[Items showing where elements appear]
================

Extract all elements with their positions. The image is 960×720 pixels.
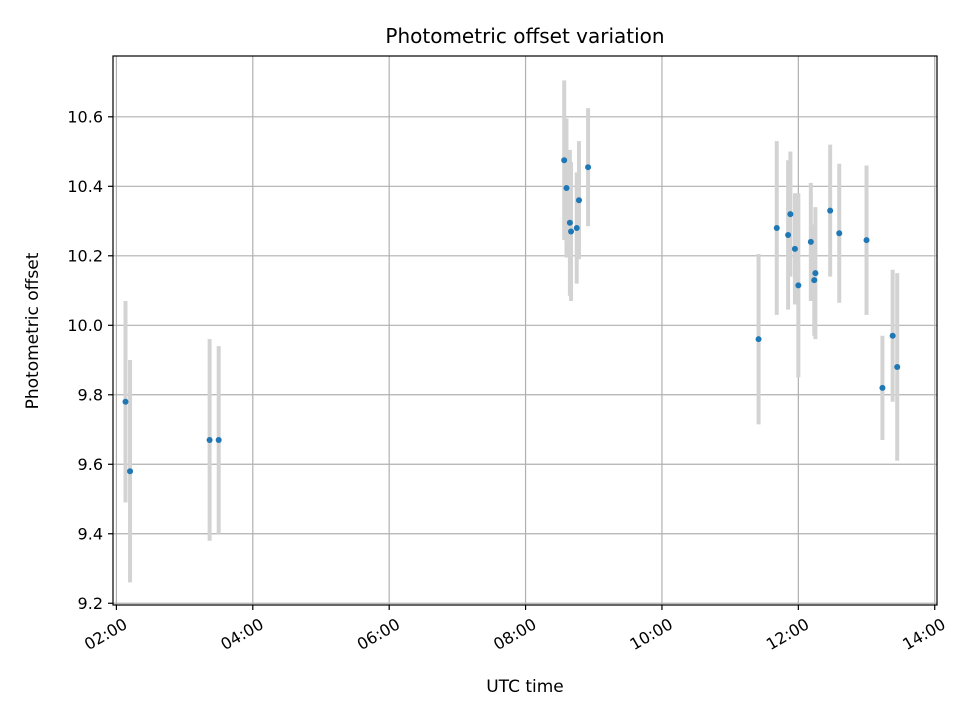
data-point <box>811 277 818 284</box>
data-point <box>791 245 798 252</box>
y-axis-title: Photometric offset <box>23 252 43 409</box>
data-point <box>561 157 568 164</box>
y-ticks: 9.2 9.4 9.6 9.8 10.0 10.2 10.4 10.6 <box>67 107 113 613</box>
data-point <box>568 228 575 235</box>
data-point <box>889 332 896 339</box>
data-point <box>894 363 901 370</box>
y-tick-label: 10.2 <box>67 246 103 265</box>
data-point <box>863 237 870 244</box>
data-point <box>575 197 582 204</box>
y-tick-label: 9.8 <box>78 385 103 404</box>
y-tick-label: 9.4 <box>78 524 103 543</box>
y-tick-label: 10.0 <box>67 316 103 335</box>
data-points <box>122 157 901 475</box>
y-tick-label: 10.6 <box>67 107 103 126</box>
data-point <box>787 211 794 218</box>
data-point <box>879 384 886 391</box>
y-tick-label: 9.2 <box>78 594 103 613</box>
data-point <box>566 219 573 226</box>
data-point <box>585 164 592 171</box>
data-point <box>812 270 819 277</box>
data-point <box>206 436 213 443</box>
data-point <box>807 238 814 245</box>
y-tick-label: 10.4 <box>67 177 103 196</box>
chart-title: Photometric offset variation <box>385 24 664 48</box>
data-point <box>755 336 762 343</box>
data-point <box>827 207 834 214</box>
data-point <box>836 230 843 237</box>
data-point <box>215 436 222 443</box>
data-point <box>122 398 129 405</box>
data-point <box>563 185 570 192</box>
x-axis-title: UTC time <box>486 677 564 697</box>
data-point <box>573 224 580 231</box>
y-tick-label: 9.6 <box>78 455 103 474</box>
data-point <box>127 468 134 475</box>
data-point <box>785 231 792 238</box>
data-point <box>795 282 802 289</box>
data-point <box>773 224 780 231</box>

================

* **WHAT TO DO**:
Convert the lines of the items above into a JSON list of strings, one string per line, skipping blank lines. Leave the pictures out.

* **REPLY TO THE TASK**:
[
  "Extract all elements with their positions. The image is 960×720 pixels.",
  "data-point <box>811 277 818 284</box>",
  "data-point <box>791 245 798 252</box>",
  "y-axis-title: Photometric offset <box>23 252 43 409</box>",
  "data-point <box>561 157 568 164</box>",
  "y-ticks: 9.2 9.4 9.6 9.8 10.0 10.2 10.4 10.6 <box>67 107 113 613</box>",
  "data-point <box>568 228 575 235</box>",
  "data-point <box>889 332 896 339</box>",
  "data-point <box>894 363 901 370</box>",
  "y-tick-label: 10.2 <box>67 246 103 265</box>",
  "data-point <box>863 237 870 244</box>",
  "data-point <box>575 197 582 204</box>",
  "y-tick-label: 9.8 <box>78 385 103 404</box>",
  "y-tick-label: 9.4 <box>78 524 103 543</box>",
  "y-tick-label: 10.0 <box>67 316 103 335</box>",
  "data-points <box>122 157 901 475</box>",
  "y-tick-label: 10.6 <box>67 107 103 126</box>",
  "data-point <box>787 211 794 218</box>",
  "data-point <box>879 384 886 391</box>",
  "y-tick-label: 9.2 <box>78 594 103 613</box>",
  "data-point <box>566 219 573 226</box>",
  "data-point <box>585 164 592 171</box>",
  "data-point <box>812 270 819 277</box>",
  "data-point <box>206 436 213 443</box>",
  "data-point <box>807 238 814 245</box>",
  "y-tick-label: 10.4 <box>67 177 103 196</box>",
  "chart-title: Photometric offset variation <box>385 24 664 48</box>",
  "data-point <box>755 336 762 343</box>",
  "data-point <box>827 207 834 214</box>",
  "data-point <box>836 230 843 237</box>",
  "data-point <box>215 436 222 443</box>",
  "data-point <box>122 398 129 405</box>",
  "data-point <box>563 185 570 192</box>",
  "x-axis-title: UTC time <box>486 677 564 697</box>",
  "data-point <box>573 224 580 231</box>",
  "y-tick-label: 9.6 <box>78 455 103 474</box>",
  "data-point <box>127 468 134 475</box>",
  "data-point <box>785 231 792 238</box>",
  "data-point <box>795 282 802 289</box>",
  "data-point <box>773 224 780 231</box>"
]